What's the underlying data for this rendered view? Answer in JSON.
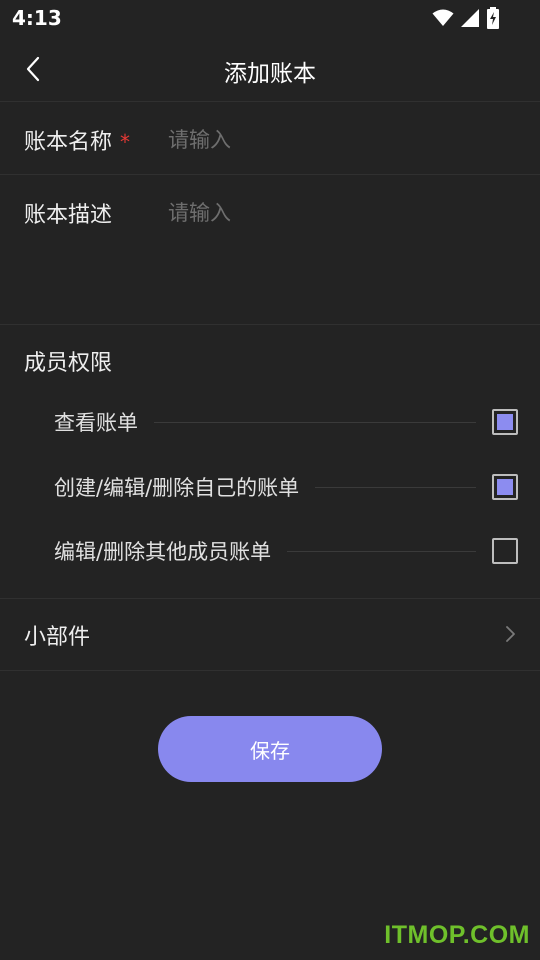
{
  "status_bar": {
    "time": "4:13",
    "icons": [
      "wifi-icon",
      "signal-icon",
      "battery-charging-icon"
    ]
  },
  "header": {
    "title": "添加账本",
    "back_icon": "chevron-left-icon"
  },
  "form": {
    "name_label": "账本名称",
    "required_mark": "*",
    "name_placeholder": "请输入",
    "name_value": "",
    "description_label": "账本描述",
    "description_placeholder": "请输入",
    "description_value": ""
  },
  "permissions": {
    "title": "成员权限",
    "items": [
      {
        "label": "查看账单",
        "checked": true
      },
      {
        "label": "创建/编辑/删除自己的账单",
        "checked": true
      },
      {
        "label": "编辑/删除其他成员账单",
        "checked": false
      }
    ]
  },
  "widget": {
    "label": "小部件",
    "icon": "chevron-right-icon"
  },
  "save_button": {
    "label": "保存"
  },
  "watermark": "ITMOP.COM",
  "colors": {
    "background": "#232323",
    "accent": "#8888ee",
    "checkbox_fill": "#8c8cf0",
    "required": "#e53935",
    "watermark": "#6fc02b"
  }
}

* [Job]
Reproduce each line of the records exactly, and omit every picture.

* [Answer for the task]
What's the underlying data for this rendered view? Answer in JSON.
{
  "status_bar": {
    "time": "4:13",
    "icons": [
      "wifi-icon",
      "signal-icon",
      "battery-charging-icon"
    ]
  },
  "header": {
    "title": "添加账本",
    "back_icon": "chevron-left-icon"
  },
  "form": {
    "name_label": "账本名称",
    "required_mark": "*",
    "name_placeholder": "请输入",
    "name_value": "",
    "description_label": "账本描述",
    "description_placeholder": "请输入",
    "description_value": ""
  },
  "permissions": {
    "title": "成员权限",
    "items": [
      {
        "label": "查看账单",
        "checked": true
      },
      {
        "label": "创建/编辑/删除自己的账单",
        "checked": true
      },
      {
        "label": "编辑/删除其他成员账单",
        "checked": false
      }
    ]
  },
  "widget": {
    "label": "小部件",
    "icon": "chevron-right-icon"
  },
  "save_button": {
    "label": "保存"
  },
  "watermark": "ITMOP.COM",
  "colors": {
    "background": "#232323",
    "accent": "#8888ee",
    "checkbox_fill": "#8c8cf0",
    "required": "#e53935",
    "watermark": "#6fc02b"
  }
}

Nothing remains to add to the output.